_Provided records_.
#####
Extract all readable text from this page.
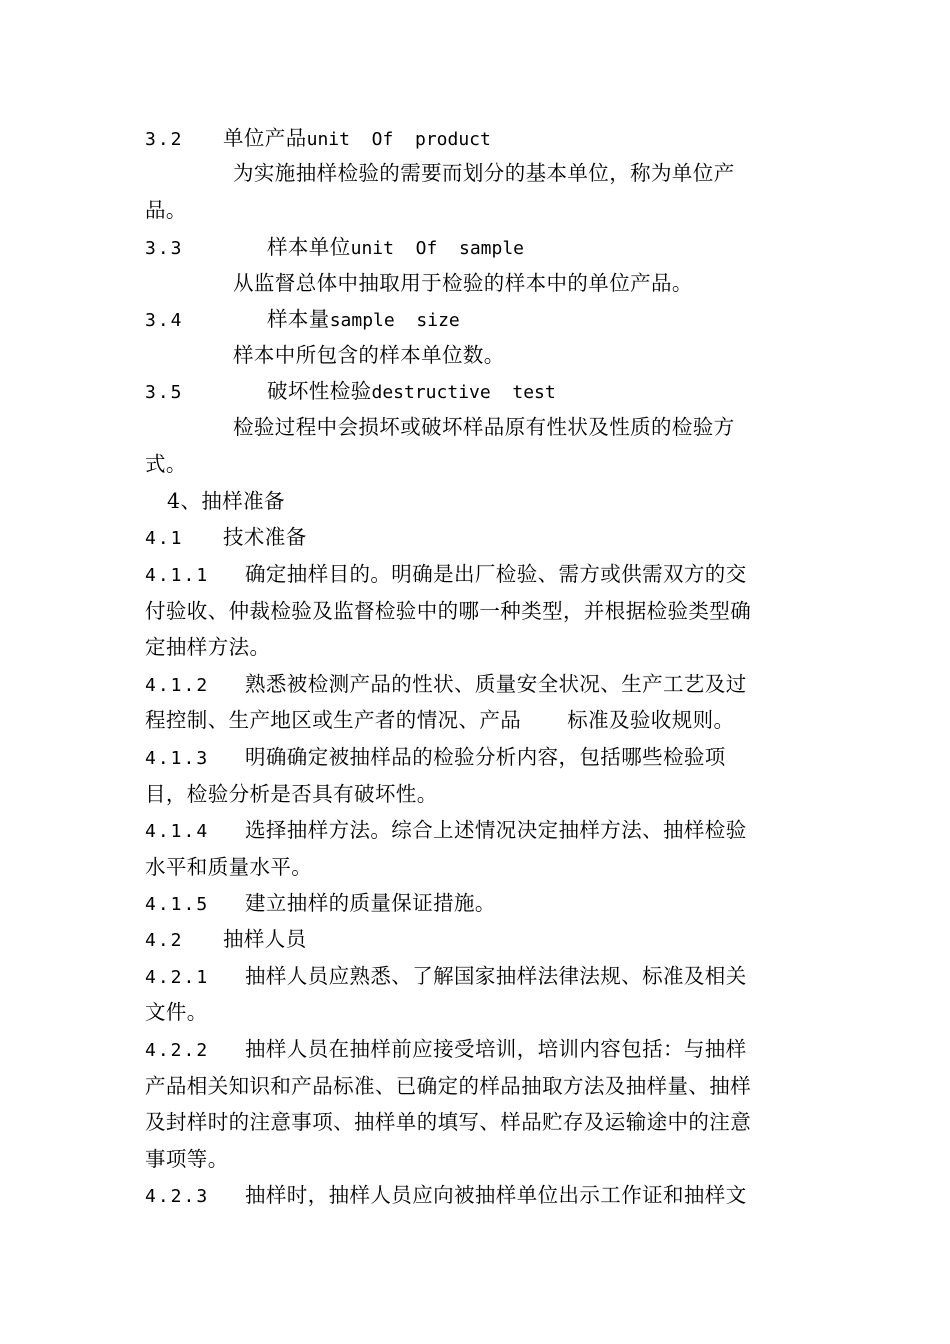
3.2 单位产品unit  Of  product
为实施抽样检验的需要而划分的基本单位，称为单位产
品。
3.3	样本单位unit  Of  sample
从监督总体中抽取用于检验的样本中的单位产品。
3.4	样本量sample  size
样本中所包含的样本单位数。
3.5	破坏性检验destructive  test
检验过程中会损坏或破坏样品原有性状及性质的检验方
式。
4、抽样准备
4.1 技术准备
4.1.1 确定抽样目的。明确是出厂检验、需方或供需双方的交
付验收、仲裁检验及监督检验中的哪一种类型，并根据检验类型确
定抽样方法。
4.1.2 熟悉被检测产品的性状、质量安全状况、生产工艺及过
程控制、生产地区或生产者的情况、产品 标准及验收规则。
4.1.3 明确确定被抽样品的检验分析内容，包括哪些检验项
目，检验分析是否具有破坏性。
4.1.4 选择抽样方法。综合上述情况决定抽样方法、抽样检验
水平和质量水平。
4.1.5 建立抽样的质量保证措施。
4.2 抽样人员
4.2.1 抽样人员应熟悉、了解国家抽样法律法规、标准及相关
文件。
4.2.2 抽样人员在抽样前应接受培训，培训内容包括：与抽样
产品相关知识和产品标准、已确定的样品抽取方法及抽样量、抽样
及封样时的注意事项、抽样单的填写、样品贮存及运输途中的注意
事项等。
4.2.3 抽样时，抽样人员应向被抽样单位出示工作证和抽样文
#####
_Your goal_.
Set down every entry word for word, but omit the pictures.

_Expected output_.
Extract all readable text from this page.
3.2 单位产品unit  Of  product
为实施抽样检验的需要而划分的基本单位，称为单位产
品。
3.3	样本单位unit  Of  sample
从监督总体中抽取用于检验的样本中的单位产品。
3.4	样本量sample  size
样本中所包含的样本单位数。
3.5	破坏性检验destructive  test
检验过程中会损坏或破坏样品原有性状及性质的检验方
式。
4、抽样准备
4.1 技术准备
4.1.1 确定抽样目的。明确是出厂检验、需方或供需双方的交
付验收、仲裁检验及监督检验中的哪一种类型，并根据检验类型确
定抽样方法。
4.1.2 熟悉被检测产品的性状、质量安全状况、生产工艺及过
程控制、生产地区或生产者的情况、产品 标准及验收规则。
4.1.3 明确确定被抽样品的检验分析内容，包括哪些检验项
目，检验分析是否具有破坏性。
4.1.4 选择抽样方法。综合上述情况决定抽样方法、抽样检验
水平和质量水平。
4.1.5 建立抽样的质量保证措施。
4.2 抽样人员
4.2.1 抽样人员应熟悉、了解国家抽样法律法规、标准及相关
文件。
4.2.2 抽样人员在抽样前应接受培训，培训内容包括：与抽样
产品相关知识和产品标准、已确定的样品抽取方法及抽样量、抽样
及封样时的注意事项、抽样单的填写、样品贮存及运输途中的注意
事项等。
4.2.3 抽样时，抽样人员应向被抽样单位出示工作证和抽样文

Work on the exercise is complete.